* [Problem to work on]
Transcribe the listing verbatim. Do not carry over any pictures.

* [Data in this exercise]
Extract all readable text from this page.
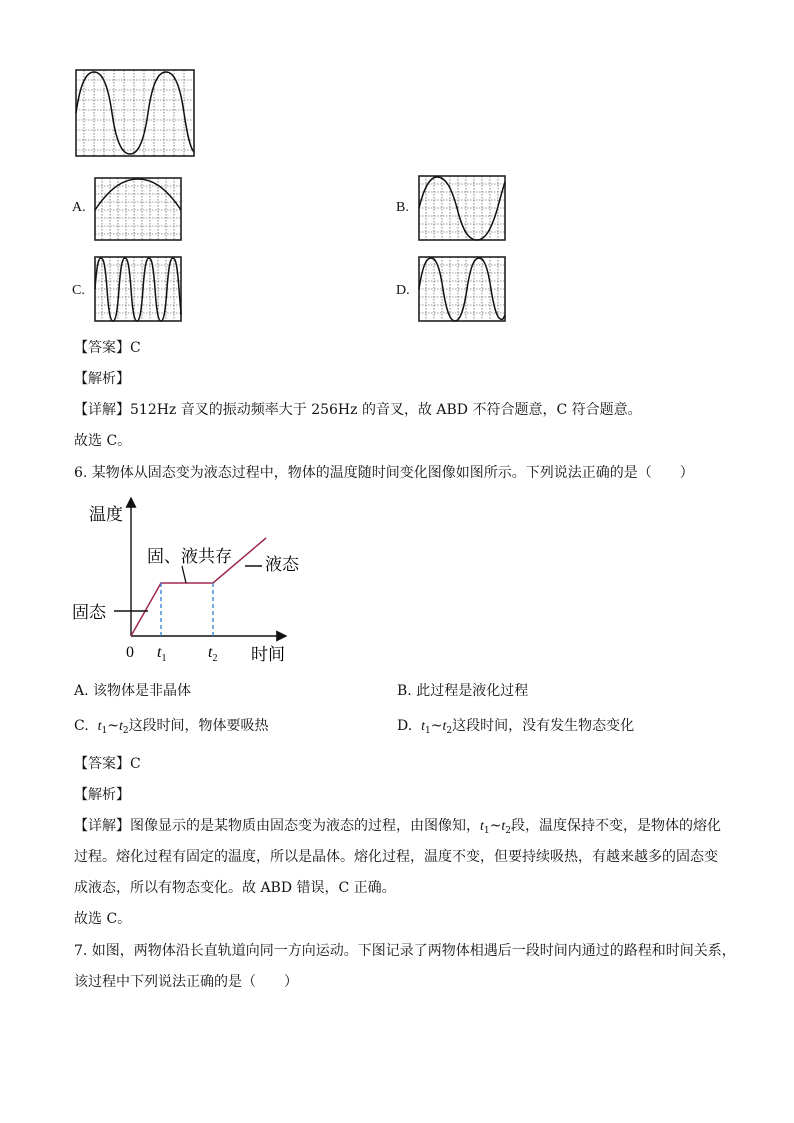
A.	B.
C.	D.
【答案】C
【解析】
【详解】512Hz 音叉的振动频率大于 256Hz 的音叉，故 ABD 不符合题意，C 符合题意。
故选 C。
6. 某物体从固态变为液态过程中，物体的温度随时间变化图像如图所示。下列说法正确的是（　　）
温度
时间
0
固态
固、液共存 液态
$t_1$	$t_2$
A. 该物体是非晶体	B. 此过程是液化过程
C. $t_1\sim t_2$这段时间，物体要吸热	D. $t_1\sim t_2$这段时间，没有发生物态变化
【答案】C
【解析】
【详解】图像显示的是某物质由固态变为液态的过程，由图像知，$t_1\sim t_2$段，温度保持不变，是物体的熔化
过程。熔化过程有固定的温度，所以是晶体。熔化过程，温度不变，但要持续吸热，有越来越多的固态变
成液态，所以有物态变化。故 ABD 错误，C 正确。
故选 C。
7. 如图，两物体沿长直轨道向同一方向运动。下图记录了两物体相遇后一段时间内通过的路程和时间关系，
该过程中下列说法正确的是（　　）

* [Solution to this task]
Extract all readable text from this page.
A.	B.
C.	D.
【答案】C
【解析】
【详解】512Hz 音叉的振动频率大于 256Hz 的音叉，故 ABD 不符合题意，C 符合题意。
故选 C。
6. 某物体从固态变为液态过程中，物体的温度随时间变化图像如图所示。下列说法正确的是（　　）
温度
时间
0
固态
固、液共存 液态
$t_1$	$t_2$
A. 该物体是非晶体	B. 此过程是液化过程
C. $t_1\sim t_2$这段时间，物体要吸热	D. $t_1\sim t_2$这段时间，没有发生物态变化
【答案】C
【解析】
【详解】图像显示的是某物质由固态变为液态的过程，由图像知，$t_1\sim t_2$段，温度保持不变，是物体的熔化
过程。熔化过程有固定的温度，所以是晶体。熔化过程，温度不变，但要持续吸热，有越来越多的固态变
成液态，所以有物态变化。故 ABD 错误，C 正确。
故选 C。
7. 如图，两物体沿长直轨道向同一方向运动。下图记录了两物体相遇后一段时间内通过的路程和时间关系，
该过程中下列说法正确的是（　　）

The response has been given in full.